TO BE DONE → Retype the material that follows, keeping every word as it is.

RECORDED DATA →
§

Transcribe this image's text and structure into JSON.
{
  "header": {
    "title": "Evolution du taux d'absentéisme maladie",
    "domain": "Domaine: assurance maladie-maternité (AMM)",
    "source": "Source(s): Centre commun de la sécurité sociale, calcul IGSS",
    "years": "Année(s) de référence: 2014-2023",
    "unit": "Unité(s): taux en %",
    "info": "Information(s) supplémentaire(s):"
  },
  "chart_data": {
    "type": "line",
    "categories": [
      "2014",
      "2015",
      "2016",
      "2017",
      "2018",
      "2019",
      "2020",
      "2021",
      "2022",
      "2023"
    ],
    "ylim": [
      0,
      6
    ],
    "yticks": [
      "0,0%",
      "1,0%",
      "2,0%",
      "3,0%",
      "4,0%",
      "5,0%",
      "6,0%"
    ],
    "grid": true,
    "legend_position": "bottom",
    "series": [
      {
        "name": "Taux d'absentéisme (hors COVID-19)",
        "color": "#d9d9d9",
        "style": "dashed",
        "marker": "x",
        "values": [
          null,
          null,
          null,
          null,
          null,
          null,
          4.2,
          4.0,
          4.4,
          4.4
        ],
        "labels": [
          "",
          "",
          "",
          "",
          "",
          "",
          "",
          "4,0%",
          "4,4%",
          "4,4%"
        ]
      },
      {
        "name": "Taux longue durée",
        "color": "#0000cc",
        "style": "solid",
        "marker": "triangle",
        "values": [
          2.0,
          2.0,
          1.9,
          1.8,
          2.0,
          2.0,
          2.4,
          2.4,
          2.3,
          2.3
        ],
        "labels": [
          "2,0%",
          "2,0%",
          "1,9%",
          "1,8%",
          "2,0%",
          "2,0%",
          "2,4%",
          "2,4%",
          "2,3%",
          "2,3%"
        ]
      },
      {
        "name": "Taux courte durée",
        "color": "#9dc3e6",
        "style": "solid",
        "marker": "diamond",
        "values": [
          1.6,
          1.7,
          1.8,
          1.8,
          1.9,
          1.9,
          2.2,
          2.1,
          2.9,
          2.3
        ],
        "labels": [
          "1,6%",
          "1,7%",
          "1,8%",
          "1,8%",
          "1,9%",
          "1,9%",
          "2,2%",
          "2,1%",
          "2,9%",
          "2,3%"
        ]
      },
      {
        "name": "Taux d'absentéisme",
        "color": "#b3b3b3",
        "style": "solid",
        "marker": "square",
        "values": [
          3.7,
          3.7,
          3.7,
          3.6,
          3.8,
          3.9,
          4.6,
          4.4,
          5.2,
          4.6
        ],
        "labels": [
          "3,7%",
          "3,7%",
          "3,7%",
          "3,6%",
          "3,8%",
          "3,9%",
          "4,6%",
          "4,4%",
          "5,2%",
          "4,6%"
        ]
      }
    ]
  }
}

§

TASK ANSWER →
Transcribe this image's text and structure into JSON.
{
  "header": {
    "title": "Evolution du taux d'absentéisme maladie",
    "domain": "Domaine: assurance maladie-maternité (AMM)",
    "source": "Source(s): Centre commun de la sécurité sociale, calcul IGSS",
    "years": "Année(s) de référence: 2014-2023",
    "unit": "Unité(s): taux en %",
    "info": "Information(s) supplémentaire(s):"
  },
  "chart_data": {
    "type": "line",
    "categories": [
      "2014",
      "2015",
      "2016",
      "2017",
      "2018",
      "2019",
      "2020",
      "2021",
      "2022",
      "2023"
    ],
    "ylim": [
      0,
      6
    ],
    "yticks": [
      "0,0%",
      "1,0%",
      "2,0%",
      "3,0%",
      "4,0%",
      "5,0%",
      "6,0%"
    ],
    "grid": true,
    "legend_position": "bottom",
    "series": [
      {
        "name": "Taux d'absentéisme (hors COVID-19)",
        "color": "#d9d9d9",
        "style": "dashed",
        "marker": "x",
        "values": [
          null,
          null,
          null,
          null,
          null,
          null,
          4.2,
          4.0,
          4.4,
          4.4
        ],
        "labels": [
          "",
          "",
          "",
          "",
          "",
          "",
          "",
          "4,0%",
          "4,4%",
          "4,4%"
        ]
      },
      {
        "name": "Taux longue durée",
        "color": "#0000cc",
        "style": "solid",
        "marker": "triangle",
        "values": [
          2.0,
          2.0,
          1.9,
          1.8,
          2.0,
          2.0,
          2.4,
          2.4,
          2.3,
          2.3
        ],
        "labels": [
          "2,0%",
          "2,0%",
          "1,9%",
          "1,8%",
          "2,0%",
          "2,0%",
          "2,4%",
          "2,4%",
          "2,3%",
          "2,3%"
        ]
      },
      {
        "name": "Taux courte durée",
        "color": "#9dc3e6",
        "style": "solid",
        "marker": "diamond",
        "values": [
          1.6,
          1.7,
          1.8,
          1.8,
          1.9,
          1.9,
          2.2,
          2.1,
          2.9,
          2.3
        ],
        "labels": [
          "1,6%",
          "1,7%",
          "1,8%",
          "1,8%",
          "1,9%",
          "1,9%",
          "2,2%",
          "2,1%",
          "2,9%",
          "2,3%"
        ]
      },
      {
        "name": "Taux d'absentéisme",
        "color": "#b3b3b3",
        "style": "solid",
        "marker": "square",
        "values": [
          3.7,
          3.7,
          3.7,
          3.6,
          3.8,
          3.9,
          4.6,
          4.4,
          5.2,
          4.6
        ],
        "labels": [
          "3,7%",
          "3,7%",
          "3,7%",
          "3,6%",
          "3,8%",
          "3,9%",
          "4,6%",
          "4,4%",
          "5,2%",
          "4,6%"
        ]
      }
    ]
  }
}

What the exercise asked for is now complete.